Data records
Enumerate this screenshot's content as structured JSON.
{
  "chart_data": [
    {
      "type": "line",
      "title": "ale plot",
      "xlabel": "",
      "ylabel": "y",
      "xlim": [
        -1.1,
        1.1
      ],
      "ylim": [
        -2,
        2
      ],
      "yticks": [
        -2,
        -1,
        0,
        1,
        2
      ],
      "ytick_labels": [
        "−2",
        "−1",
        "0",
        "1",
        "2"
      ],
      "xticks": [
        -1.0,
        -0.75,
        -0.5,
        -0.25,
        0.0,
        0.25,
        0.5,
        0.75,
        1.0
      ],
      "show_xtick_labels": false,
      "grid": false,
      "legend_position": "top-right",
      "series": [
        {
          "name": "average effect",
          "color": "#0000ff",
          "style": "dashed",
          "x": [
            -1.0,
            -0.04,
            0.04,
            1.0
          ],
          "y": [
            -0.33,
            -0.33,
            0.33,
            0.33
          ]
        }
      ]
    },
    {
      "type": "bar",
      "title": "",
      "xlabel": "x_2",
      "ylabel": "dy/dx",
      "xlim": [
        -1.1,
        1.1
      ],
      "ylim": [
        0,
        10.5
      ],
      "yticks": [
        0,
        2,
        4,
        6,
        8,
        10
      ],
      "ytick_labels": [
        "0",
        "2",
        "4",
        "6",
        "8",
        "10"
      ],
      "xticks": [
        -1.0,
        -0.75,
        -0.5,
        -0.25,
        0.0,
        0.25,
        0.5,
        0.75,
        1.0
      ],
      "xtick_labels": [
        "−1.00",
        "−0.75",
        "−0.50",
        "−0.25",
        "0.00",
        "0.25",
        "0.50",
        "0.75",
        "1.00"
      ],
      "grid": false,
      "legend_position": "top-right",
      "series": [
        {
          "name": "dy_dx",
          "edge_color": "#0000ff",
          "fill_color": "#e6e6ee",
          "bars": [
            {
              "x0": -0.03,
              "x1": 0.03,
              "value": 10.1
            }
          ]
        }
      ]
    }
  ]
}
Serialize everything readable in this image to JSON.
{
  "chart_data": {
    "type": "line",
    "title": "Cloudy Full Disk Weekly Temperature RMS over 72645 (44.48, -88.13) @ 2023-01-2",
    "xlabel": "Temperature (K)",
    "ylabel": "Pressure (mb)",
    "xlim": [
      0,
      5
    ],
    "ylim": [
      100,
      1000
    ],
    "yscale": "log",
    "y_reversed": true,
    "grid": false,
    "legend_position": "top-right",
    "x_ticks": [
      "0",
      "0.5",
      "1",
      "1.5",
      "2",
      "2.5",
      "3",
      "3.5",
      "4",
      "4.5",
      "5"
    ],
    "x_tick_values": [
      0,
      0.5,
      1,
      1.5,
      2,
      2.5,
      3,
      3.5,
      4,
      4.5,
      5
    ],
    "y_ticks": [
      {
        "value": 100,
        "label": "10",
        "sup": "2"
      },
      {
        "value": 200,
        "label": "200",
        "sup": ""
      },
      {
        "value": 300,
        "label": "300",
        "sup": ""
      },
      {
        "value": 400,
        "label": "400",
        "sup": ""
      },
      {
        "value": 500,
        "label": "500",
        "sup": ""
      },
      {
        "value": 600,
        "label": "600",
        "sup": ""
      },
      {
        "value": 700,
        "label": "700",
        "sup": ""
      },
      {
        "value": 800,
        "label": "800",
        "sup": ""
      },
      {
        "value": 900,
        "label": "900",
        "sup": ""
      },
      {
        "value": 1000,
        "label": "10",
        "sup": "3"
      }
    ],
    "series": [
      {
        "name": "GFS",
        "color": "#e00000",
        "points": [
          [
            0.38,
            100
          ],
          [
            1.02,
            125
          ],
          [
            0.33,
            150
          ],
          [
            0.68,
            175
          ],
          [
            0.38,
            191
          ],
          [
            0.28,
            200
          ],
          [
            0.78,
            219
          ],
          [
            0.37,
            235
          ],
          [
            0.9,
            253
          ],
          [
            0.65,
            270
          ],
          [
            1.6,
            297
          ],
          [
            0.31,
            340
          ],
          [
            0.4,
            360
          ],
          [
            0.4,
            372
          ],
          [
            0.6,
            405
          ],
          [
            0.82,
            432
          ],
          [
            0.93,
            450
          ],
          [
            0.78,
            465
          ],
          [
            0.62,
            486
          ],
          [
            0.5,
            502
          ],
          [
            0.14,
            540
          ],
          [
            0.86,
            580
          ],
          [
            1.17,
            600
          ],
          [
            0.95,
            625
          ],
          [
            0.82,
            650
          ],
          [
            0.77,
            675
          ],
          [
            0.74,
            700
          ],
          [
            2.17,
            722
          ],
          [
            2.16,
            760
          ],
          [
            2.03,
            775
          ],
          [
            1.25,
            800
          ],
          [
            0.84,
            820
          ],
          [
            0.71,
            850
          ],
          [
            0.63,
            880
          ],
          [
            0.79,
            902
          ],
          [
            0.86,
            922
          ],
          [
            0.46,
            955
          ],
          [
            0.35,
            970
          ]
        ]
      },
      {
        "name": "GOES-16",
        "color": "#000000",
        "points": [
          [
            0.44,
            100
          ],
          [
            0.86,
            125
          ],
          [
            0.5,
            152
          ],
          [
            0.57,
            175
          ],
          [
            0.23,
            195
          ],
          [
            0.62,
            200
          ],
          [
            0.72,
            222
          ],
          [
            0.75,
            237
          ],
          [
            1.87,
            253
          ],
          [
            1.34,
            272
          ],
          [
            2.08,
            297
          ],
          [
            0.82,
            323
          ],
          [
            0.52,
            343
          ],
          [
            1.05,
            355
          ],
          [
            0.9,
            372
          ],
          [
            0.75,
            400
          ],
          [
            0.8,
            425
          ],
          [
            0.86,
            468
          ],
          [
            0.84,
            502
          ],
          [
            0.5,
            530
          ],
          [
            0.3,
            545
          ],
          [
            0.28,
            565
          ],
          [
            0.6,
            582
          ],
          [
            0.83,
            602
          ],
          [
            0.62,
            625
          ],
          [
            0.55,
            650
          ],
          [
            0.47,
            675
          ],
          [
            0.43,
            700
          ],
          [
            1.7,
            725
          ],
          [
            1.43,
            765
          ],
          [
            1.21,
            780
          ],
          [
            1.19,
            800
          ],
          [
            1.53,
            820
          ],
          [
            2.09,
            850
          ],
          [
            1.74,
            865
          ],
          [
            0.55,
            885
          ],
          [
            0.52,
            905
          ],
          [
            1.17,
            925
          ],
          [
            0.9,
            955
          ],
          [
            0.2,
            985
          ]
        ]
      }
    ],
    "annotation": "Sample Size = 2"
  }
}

> TASK PROMPT:
Pull out every line containing "name".

> OUTPUT:
          "name": "average effect",
          "name": "dy_dx",
        "name": "GFS",
        "name": "GOES-16",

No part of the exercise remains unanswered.